WHAT TO WORK ON: Pull out every line below holding the word "định".

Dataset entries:
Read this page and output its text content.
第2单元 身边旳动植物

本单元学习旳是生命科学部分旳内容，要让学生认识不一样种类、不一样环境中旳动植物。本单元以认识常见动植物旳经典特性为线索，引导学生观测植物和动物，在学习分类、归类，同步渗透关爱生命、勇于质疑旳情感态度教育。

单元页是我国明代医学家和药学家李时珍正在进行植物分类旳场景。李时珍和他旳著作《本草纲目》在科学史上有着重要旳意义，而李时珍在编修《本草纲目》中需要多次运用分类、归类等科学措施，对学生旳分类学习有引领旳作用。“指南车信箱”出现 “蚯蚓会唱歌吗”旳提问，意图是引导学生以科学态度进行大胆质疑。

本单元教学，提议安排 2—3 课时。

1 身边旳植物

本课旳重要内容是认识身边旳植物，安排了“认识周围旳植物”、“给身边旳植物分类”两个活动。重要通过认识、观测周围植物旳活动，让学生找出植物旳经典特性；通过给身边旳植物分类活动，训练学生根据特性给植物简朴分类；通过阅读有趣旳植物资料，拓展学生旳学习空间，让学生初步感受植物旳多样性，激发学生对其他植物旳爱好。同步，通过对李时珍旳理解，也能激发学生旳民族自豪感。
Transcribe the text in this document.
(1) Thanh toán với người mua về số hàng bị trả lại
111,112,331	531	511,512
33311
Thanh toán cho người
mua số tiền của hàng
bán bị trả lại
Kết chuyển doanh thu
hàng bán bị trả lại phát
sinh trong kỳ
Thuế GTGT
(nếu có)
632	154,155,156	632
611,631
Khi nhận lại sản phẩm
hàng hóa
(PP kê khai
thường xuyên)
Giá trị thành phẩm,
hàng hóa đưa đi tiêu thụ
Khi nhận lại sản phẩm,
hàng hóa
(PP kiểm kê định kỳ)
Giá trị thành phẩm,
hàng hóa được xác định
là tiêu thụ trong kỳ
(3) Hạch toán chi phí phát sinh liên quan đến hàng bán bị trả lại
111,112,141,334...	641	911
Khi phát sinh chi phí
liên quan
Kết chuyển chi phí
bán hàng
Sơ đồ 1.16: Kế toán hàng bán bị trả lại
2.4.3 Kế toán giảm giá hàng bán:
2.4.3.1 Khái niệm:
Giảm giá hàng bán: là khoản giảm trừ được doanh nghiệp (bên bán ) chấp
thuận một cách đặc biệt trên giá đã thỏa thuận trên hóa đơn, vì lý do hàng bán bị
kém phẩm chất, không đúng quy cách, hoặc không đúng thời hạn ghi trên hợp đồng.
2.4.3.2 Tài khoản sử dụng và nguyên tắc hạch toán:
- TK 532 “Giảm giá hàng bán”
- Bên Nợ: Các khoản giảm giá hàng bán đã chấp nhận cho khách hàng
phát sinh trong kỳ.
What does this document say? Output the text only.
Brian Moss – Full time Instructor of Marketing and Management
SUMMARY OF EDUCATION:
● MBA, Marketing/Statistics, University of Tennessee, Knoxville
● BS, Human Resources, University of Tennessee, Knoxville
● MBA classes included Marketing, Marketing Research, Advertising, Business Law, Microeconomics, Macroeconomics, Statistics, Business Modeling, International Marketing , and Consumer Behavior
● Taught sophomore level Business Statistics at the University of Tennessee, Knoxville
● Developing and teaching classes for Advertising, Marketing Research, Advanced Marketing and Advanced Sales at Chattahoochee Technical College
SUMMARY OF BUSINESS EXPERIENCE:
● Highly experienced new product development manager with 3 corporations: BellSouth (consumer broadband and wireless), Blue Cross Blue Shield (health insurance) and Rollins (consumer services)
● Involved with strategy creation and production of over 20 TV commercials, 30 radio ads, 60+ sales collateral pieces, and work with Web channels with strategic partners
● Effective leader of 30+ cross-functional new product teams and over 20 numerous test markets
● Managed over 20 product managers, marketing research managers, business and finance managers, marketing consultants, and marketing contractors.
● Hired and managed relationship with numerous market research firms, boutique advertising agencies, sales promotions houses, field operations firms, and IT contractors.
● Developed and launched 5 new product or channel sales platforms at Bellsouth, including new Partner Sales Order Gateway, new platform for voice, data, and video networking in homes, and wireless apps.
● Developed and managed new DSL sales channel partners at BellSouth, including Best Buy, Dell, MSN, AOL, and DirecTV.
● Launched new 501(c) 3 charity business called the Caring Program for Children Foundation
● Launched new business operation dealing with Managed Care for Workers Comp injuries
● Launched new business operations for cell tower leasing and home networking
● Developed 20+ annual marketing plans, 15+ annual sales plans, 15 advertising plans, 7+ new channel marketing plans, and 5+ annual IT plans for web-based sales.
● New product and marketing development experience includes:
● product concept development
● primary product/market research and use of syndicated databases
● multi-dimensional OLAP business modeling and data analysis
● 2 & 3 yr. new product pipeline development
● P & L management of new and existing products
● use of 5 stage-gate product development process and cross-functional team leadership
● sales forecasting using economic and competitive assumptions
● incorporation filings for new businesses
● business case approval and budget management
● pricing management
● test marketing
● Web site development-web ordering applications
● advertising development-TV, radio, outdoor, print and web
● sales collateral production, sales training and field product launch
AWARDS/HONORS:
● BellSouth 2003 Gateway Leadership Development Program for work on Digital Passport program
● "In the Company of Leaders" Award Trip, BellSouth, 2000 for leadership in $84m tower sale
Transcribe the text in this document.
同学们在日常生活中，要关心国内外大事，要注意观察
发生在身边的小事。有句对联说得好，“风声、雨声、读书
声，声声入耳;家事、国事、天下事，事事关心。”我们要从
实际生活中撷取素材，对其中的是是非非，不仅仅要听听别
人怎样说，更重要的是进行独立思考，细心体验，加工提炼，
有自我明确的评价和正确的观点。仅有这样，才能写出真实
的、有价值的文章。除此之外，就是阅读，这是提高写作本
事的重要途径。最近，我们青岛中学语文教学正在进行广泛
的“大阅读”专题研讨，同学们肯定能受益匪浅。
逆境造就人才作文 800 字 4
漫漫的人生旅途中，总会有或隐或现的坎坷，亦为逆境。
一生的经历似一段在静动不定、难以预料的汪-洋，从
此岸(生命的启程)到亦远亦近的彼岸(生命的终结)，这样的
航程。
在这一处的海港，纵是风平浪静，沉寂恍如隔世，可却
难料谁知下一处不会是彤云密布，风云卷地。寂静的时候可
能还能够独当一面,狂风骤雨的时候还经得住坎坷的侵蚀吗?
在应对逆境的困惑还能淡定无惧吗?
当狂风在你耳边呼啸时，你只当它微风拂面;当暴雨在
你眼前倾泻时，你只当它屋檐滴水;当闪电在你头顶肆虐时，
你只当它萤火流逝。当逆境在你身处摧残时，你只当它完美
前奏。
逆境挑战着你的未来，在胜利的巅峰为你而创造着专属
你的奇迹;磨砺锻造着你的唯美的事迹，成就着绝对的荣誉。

SOLUTION TO THIS PROBLEM:
(PP kiểm kê định kỳ)
hàng hóa được xác định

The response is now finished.